Exercise input —
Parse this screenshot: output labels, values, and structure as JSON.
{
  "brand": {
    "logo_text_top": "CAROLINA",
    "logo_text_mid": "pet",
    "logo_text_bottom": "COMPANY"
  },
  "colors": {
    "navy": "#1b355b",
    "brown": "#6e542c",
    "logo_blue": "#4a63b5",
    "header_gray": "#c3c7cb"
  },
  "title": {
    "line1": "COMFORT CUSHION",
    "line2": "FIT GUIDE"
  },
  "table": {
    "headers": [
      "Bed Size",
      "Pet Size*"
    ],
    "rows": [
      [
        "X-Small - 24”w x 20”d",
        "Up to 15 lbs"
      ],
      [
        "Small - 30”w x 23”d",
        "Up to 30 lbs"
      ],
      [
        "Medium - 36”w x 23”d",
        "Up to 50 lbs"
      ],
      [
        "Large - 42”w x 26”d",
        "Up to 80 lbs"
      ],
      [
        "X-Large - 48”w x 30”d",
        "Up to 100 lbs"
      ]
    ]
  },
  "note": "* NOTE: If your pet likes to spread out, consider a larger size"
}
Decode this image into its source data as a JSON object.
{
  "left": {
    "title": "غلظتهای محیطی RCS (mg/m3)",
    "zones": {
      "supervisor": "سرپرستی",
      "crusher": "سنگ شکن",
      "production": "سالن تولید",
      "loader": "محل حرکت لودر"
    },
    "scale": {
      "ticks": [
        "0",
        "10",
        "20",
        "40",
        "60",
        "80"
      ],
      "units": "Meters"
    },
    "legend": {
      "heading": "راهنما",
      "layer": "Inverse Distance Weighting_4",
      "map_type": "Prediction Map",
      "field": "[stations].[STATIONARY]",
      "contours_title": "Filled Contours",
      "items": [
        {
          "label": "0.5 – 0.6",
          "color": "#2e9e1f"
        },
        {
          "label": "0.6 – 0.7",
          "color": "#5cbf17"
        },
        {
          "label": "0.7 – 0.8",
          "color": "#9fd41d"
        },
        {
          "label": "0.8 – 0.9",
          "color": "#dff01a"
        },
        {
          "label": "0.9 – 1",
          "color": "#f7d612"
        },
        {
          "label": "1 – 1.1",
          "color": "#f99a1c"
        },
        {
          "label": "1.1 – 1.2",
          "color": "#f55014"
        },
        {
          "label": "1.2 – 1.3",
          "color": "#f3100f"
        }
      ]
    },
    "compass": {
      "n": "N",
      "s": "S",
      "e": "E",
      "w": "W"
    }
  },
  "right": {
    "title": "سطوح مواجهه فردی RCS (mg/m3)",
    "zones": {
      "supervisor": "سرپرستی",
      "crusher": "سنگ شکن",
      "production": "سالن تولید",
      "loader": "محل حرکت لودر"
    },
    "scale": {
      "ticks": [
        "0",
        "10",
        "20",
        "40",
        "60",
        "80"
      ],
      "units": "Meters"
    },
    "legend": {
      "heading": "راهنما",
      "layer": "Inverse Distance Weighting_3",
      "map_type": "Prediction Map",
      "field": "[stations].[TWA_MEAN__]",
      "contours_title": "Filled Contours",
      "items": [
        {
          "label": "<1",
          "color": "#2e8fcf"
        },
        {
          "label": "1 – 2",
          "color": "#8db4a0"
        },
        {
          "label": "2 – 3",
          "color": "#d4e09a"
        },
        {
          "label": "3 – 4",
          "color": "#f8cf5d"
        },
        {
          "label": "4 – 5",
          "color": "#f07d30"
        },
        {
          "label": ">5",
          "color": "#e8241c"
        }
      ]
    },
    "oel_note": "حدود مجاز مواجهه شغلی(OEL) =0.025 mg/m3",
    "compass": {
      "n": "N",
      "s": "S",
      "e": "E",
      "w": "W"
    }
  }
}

What is being asked — Write the material out exactly, with nothing left out.

The output —
Parse this screenshot: output labels, values, and structure as JSON.
{
  "brand": {
    "logo_text_top": "CAROLINA",
    "logo_text_mid": "pet",
    "logo_text_bottom": "COMPANY"
  },
  "colors": {
    "navy": "#1b355b",
    "brown": "#6e542c",
    "logo_blue": "#4a63b5",
    "header_gray": "#c3c7cb"
  },
  "title": {
    "line1": "COMFORT CUSHION",
    "line2": "FIT GUIDE"
  },
  "table": {
    "headers": [
      "Bed Size",
      "Pet Size*"
    ],
    "rows": [
      [
        "X-Small - 24”w x 20”d",
        "Up to 15 lbs"
      ],
      [
        "Small - 30”w x 23”d",
        "Up to 30 lbs"
      ],
      [
        "Medium - 36”w x 23”d",
        "Up to 50 lbs"
      ],
      [
        "Large - 42”w x 26”d",
        "Up to 80 lbs"
      ],
      [
        "X-Large - 48”w x 30”d",
        "Up to 100 lbs"
      ]
    ]
  },
  "note": "* NOTE: If your pet likes to spread out, consider a larger size"
}
Decode this image into its source data as a JSON object.
{
  "left": {
    "title": "غلظتهای محیطی RCS (mg/m3)",
    "zones": {
      "supervisor": "سرپرستی",
      "crusher": "سنگ شکن",
      "production": "سالن تولید",
      "loader": "محل حرکت لودر"
    },
    "scale": {
      "ticks": [
        "0",
        "10",
        "20",
        "40",
        "60",
        "80"
      ],
      "units": "Meters"
    },
    "legend": {
      "heading": "راهنما",
      "layer": "Inverse Distance Weighting_4",
      "map_type": "Prediction Map",
      "field": "[stations].[STATIONARY]",
      "contours_title": "Filled Contours",
      "items": [
        {
          "label": "0.5 – 0.6",
          "color": "#2e9e1f"
        },
        {
          "label": "0.6 – 0.7",
          "color": "#5cbf17"
        },
        {
          "label": "0.7 – 0.8",
          "color": "#9fd41d"
        },
        {
          "label": "0.8 – 0.9",
          "color": "#dff01a"
        },
        {
          "label": "0.9 – 1",
          "color": "#f7d612"
        },
        {
          "label": "1 – 1.1",
          "color": "#f99a1c"
        },
        {
          "label": "1.1 – 1.2",
          "color": "#f55014"
        },
        {
          "label": "1.2 – 1.3",
          "color": "#f3100f"
        }
      ]
    },
    "compass": {
      "n": "N",
      "s": "S",
      "e": "E",
      "w": "W"
    }
  },
  "right": {
    "title": "سطوح مواجهه فردی RCS (mg/m3)",
    "zones": {
      "supervisor": "سرپرستی",
      "crusher": "سنگ شکن",
      "production": "سالن تولید",
      "loader": "محل حرکت لودر"
    },
    "scale": {
      "ticks": [
        "0",
        "10",
        "20",
        "40",
        "60",
        "80"
      ],
      "units": "Meters"
    },
    "legend": {
      "heading": "راهنما",
      "layer": "Inverse Distance Weighting_3",
      "map_type": "Prediction Map",
      "field": "[stations].[TWA_MEAN__]",
      "contours_title": "Filled Contours",
      "items": [
        {
          "label": "<1",
          "color": "#2e8fcf"
        },
        {
          "label": "1 – 2",
          "color": "#8db4a0"
        },
        {
          "label": "2 – 3",
          "color": "#d4e09a"
        },
        {
          "label": "3 – 4",
          "color": "#f8cf5d"
        },
        {
          "label": "4 – 5",
          "color": "#f07d30"
        },
        {
          "label": ">5",
          "color": "#e8241c"
        }
      ]
    },
    "oel_note": "حدود مجاز مواجهه شغلی(OEL) =0.025 mg/m3",
    "compass": {
      "n": "N",
      "s": "S",
      "e": "E",
      "w": "W"
    }
  }
}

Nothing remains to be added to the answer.